→ **The problem**:
Transcribe all of the records precisely as they are presented.

→ **Dataset entries**:
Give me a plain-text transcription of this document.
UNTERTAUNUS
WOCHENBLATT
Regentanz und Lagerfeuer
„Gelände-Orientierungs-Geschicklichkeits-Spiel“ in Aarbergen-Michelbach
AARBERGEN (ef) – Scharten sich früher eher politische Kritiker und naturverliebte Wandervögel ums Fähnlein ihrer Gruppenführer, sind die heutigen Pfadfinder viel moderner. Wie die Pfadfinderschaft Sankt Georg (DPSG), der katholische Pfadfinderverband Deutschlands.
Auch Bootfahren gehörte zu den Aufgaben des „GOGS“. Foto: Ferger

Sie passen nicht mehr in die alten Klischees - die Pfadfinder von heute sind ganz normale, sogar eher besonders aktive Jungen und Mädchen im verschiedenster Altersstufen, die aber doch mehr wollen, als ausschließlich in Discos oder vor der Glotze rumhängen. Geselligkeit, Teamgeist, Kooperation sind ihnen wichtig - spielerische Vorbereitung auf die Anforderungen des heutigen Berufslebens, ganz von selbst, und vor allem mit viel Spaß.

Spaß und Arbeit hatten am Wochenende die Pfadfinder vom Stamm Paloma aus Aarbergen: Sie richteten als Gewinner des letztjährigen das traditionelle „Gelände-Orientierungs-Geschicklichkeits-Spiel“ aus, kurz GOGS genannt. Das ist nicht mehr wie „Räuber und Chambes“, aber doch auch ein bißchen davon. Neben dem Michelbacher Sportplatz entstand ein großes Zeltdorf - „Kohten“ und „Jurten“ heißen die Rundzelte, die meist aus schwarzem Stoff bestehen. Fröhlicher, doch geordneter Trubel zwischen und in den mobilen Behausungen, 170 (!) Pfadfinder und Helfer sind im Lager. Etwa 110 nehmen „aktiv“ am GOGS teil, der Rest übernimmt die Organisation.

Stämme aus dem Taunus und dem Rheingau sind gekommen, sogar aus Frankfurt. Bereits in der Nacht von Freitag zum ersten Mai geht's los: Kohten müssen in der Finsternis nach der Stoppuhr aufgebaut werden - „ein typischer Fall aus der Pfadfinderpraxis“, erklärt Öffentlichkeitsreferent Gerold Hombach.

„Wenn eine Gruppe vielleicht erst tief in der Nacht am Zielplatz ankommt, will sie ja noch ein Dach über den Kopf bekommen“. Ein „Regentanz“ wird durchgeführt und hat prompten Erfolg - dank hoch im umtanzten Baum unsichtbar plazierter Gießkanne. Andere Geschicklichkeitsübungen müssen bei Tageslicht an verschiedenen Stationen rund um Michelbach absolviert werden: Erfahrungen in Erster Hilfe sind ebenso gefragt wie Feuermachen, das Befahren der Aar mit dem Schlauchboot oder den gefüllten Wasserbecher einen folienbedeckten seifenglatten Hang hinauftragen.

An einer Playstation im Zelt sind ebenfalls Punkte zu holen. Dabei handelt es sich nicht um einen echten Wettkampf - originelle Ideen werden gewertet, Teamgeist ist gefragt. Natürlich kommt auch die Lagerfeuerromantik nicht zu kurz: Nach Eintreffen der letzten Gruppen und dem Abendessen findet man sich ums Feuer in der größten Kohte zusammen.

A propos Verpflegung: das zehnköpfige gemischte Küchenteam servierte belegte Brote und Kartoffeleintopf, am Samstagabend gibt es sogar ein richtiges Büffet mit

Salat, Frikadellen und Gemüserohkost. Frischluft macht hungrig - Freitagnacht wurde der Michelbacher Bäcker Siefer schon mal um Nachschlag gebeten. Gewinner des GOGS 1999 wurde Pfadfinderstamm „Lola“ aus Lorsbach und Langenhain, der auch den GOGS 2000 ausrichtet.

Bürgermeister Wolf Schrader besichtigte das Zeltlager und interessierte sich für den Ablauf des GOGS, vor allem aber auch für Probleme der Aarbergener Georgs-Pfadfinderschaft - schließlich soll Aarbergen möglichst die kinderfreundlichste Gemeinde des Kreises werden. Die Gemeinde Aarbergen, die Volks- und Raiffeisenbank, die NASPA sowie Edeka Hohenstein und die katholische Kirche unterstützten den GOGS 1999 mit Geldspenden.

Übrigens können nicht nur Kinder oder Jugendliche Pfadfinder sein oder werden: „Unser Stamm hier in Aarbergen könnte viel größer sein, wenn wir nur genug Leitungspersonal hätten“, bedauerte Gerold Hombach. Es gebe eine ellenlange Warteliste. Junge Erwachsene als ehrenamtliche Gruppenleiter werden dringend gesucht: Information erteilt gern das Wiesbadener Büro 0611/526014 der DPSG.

→ **Expected answer**:
Give me a plain-text transcription of this document.
UNTERTAUNUS
WOCHENBLATT
Regentanz und Lagerfeuer
„Gelände-Orientierungs-Geschicklichkeits-Spiel“ in Aarbergen-Michelbach
AARBERGEN (ef) – Scharten sich früher eher politische Kritiker und naturverliebte Wandervögel ums Fähnlein ihrer Gruppenführer, sind die heutigen Pfadfinder viel moderner. Wie die Pfadfinderschaft Sankt Georg (DPSG), der katholische Pfadfinderverband Deutschlands.
Auch Bootfahren gehörte zu den Aufgaben des „GOGS“. Foto: Ferger

Sie passen nicht mehr in die alten Klischees - die Pfadfinder von heute sind ganz normale, sogar eher besonders aktive Jungen und Mädchen im verschiedenster Altersstufen, die aber doch mehr wollen, als ausschließlich in Discos oder vor der Glotze rumhängen. Geselligkeit, Teamgeist, Kooperation sind ihnen wichtig - spielerische Vorbereitung auf die Anforderungen des heutigen Berufslebens, ganz von selbst, und vor allem mit viel Spaß.

Spaß und Arbeit hatten am Wochenende die Pfadfinder vom Stamm Paloma aus Aarbergen: Sie richteten als Gewinner des letztjährigen das traditionelle „Gelände-Orientierungs-Geschicklichkeits-Spiel“ aus, kurz GOGS genannt. Das ist nicht mehr wie „Räuber und Chambes“, aber doch auch ein bißchen davon. Neben dem Michelbacher Sportplatz entstand ein großes Zeltdorf - „Kohten“ und „Jurten“ heißen die Rundzelte, die meist aus schwarzem Stoff bestehen. Fröhlicher, doch geordneter Trubel zwischen und in den mobilen Behausungen, 170 (!) Pfadfinder und Helfer sind im Lager. Etwa 110 nehmen „aktiv“ am GOGS teil, der Rest übernimmt die Organisation.

Stämme aus dem Taunus und dem Rheingau sind gekommen, sogar aus Frankfurt. Bereits in der Nacht von Freitag zum ersten Mai geht's los: Kohten müssen in der Finsternis nach der Stoppuhr aufgebaut werden - „ein typischer Fall aus der Pfadfinderpraxis“, erklärt Öffentlichkeitsreferent Gerold Hombach.

„Wenn eine Gruppe vielleicht erst tief in der Nacht am Zielplatz ankommt, will sie ja noch ein Dach über den Kopf bekommen“. Ein „Regentanz“ wird durchgeführt und hat prompten Erfolg - dank hoch im umtanzten Baum unsichtbar plazierter Gießkanne. Andere Geschicklichkeitsübungen müssen bei Tageslicht an verschiedenen Stationen rund um Michelbach absolviert werden: Erfahrungen in Erster Hilfe sind ebenso gefragt wie Feuermachen, das Befahren der Aar mit dem Schlauchboot oder den gefüllten Wasserbecher einen folienbedeckten seifenglatten Hang hinauftragen.

An einer Playstation im Zelt sind ebenfalls Punkte zu holen. Dabei handelt es sich nicht um einen echten Wettkampf - originelle Ideen werden gewertet, Teamgeist ist gefragt. Natürlich kommt auch die Lagerfeuerromantik nicht zu kurz: Nach Eintreffen der letzten Gruppen und dem Abendessen findet man sich ums Feuer in der größten Kohte zusammen.

A propos Verpflegung: das zehnköpfige gemischte Küchenteam servierte belegte Brote und Kartoffeleintopf, am Samstagabend gibt es sogar ein richtiges Büffet mit

Salat, Frikadellen und Gemüserohkost. Frischluft macht hungrig - Freitagnacht wurde der Michelbacher Bäcker Siefer schon mal um Nachschlag gebeten. Gewinner des GOGS 1999 wurde Pfadfinderstamm „Lola“ aus Lorsbach und Langenhain, der auch den GOGS 2000 ausrichtet.

Bürgermeister Wolf Schrader besichtigte das Zeltlager und interessierte sich für den Ablauf des GOGS, vor allem aber auch für Probleme der Aarbergener Georgs-Pfadfinderschaft - schließlich soll Aarbergen möglichst die kinderfreundlichste Gemeinde des Kreises werden. Die Gemeinde Aarbergen, die Volks- und Raiffeisenbank, die NASPA sowie Edeka Hohenstein und die katholische Kirche unterstützten den GOGS 1999 mit Geldspenden.

Übrigens können nicht nur Kinder oder Jugendliche Pfadfinder sein oder werden: „Unser Stamm hier in Aarbergen könnte viel größer sein, wenn wir nur genug Leitungspersonal hätten“, bedauerte Gerold Hombach. Es gebe eine ellenlange Warteliste. Junge Erwachsene als ehrenamtliche Gruppenleiter werden dringend gesucht: Information erteilt gern das Wiesbadener Büro 0611/526014 der DPSG.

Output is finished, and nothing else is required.